## Begin Dataset excerpts

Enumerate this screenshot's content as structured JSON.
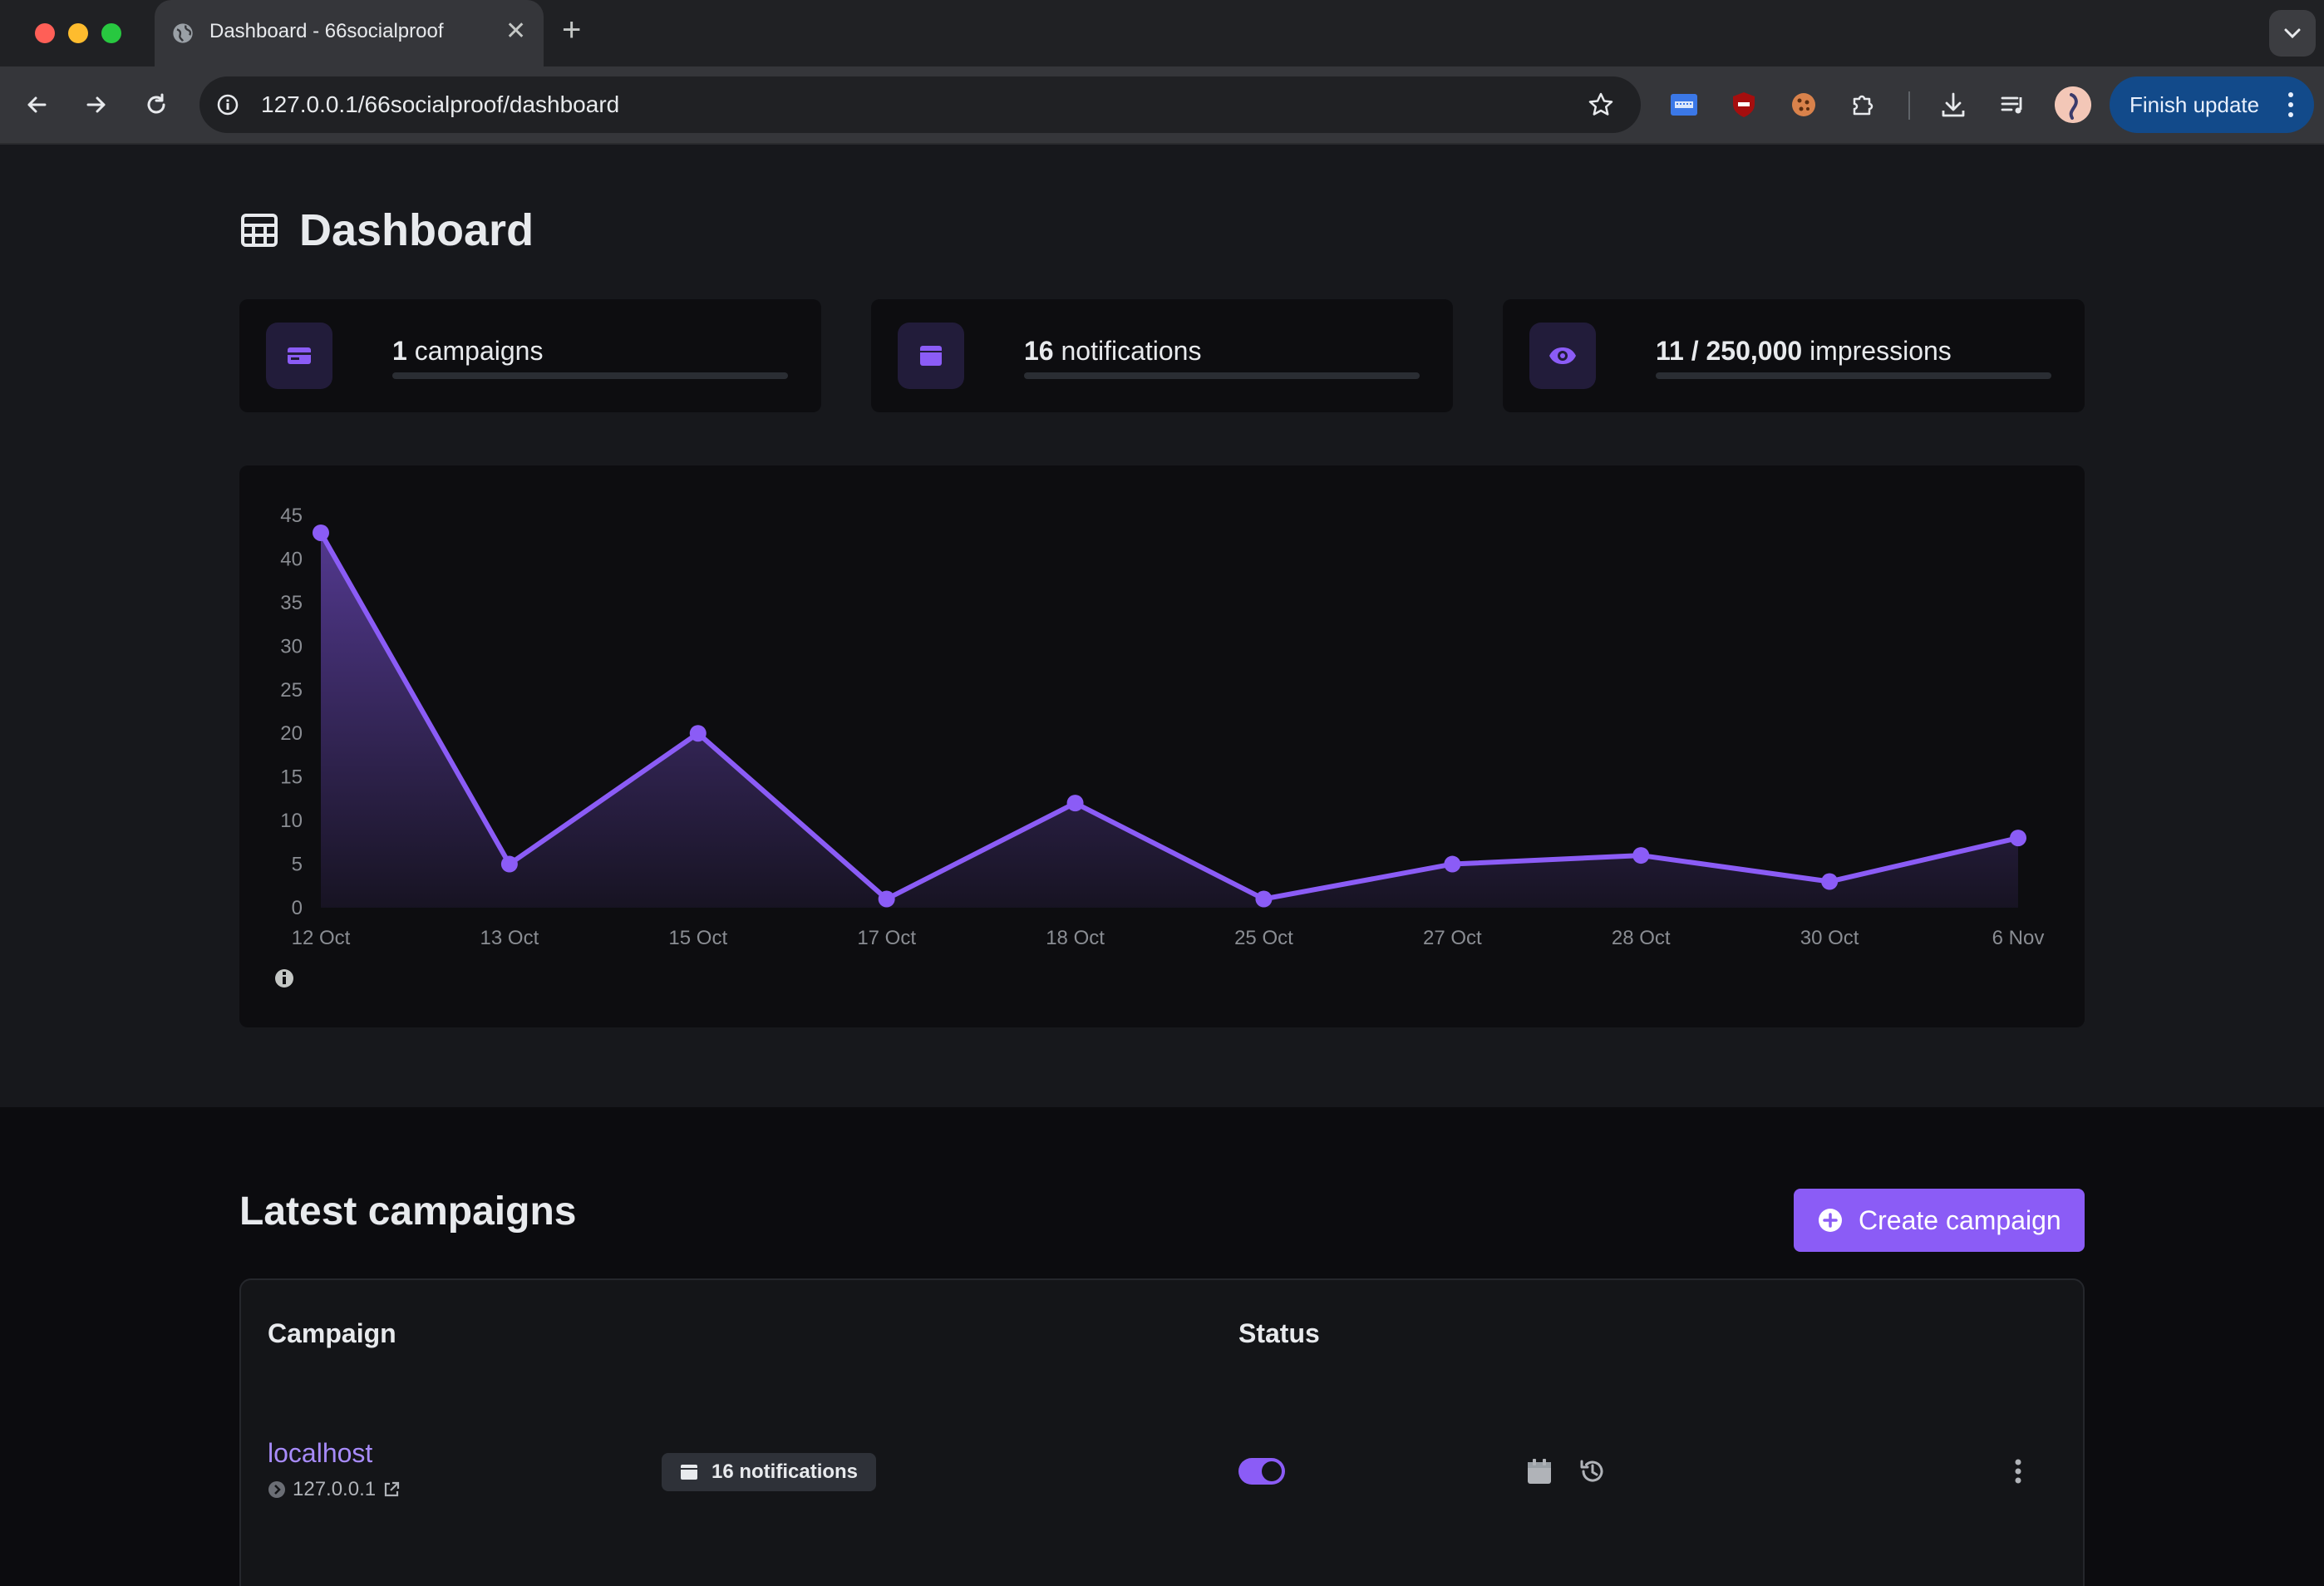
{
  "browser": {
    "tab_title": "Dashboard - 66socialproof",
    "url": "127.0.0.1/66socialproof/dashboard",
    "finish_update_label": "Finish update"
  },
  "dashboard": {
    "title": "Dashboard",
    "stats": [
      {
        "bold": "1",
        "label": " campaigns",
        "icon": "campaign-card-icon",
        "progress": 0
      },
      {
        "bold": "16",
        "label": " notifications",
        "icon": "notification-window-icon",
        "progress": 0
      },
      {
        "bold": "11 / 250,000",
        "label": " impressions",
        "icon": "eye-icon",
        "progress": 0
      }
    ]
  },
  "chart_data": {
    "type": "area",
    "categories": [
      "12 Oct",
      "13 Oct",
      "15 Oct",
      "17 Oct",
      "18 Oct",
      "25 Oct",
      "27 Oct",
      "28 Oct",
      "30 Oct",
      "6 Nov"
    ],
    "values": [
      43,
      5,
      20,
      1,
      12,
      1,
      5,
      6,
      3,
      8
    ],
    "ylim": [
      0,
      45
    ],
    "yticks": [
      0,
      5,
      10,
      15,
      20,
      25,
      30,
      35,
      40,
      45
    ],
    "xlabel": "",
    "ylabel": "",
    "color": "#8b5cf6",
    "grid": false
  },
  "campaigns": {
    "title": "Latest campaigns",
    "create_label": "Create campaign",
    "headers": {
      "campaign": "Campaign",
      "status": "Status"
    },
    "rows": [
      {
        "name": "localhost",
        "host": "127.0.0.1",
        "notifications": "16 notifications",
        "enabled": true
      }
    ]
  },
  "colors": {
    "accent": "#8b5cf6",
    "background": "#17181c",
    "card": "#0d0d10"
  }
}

## End Dataset excerpts

What is needed: Give solely the number of lines in the data that contain the string "card".

Exercise result: 2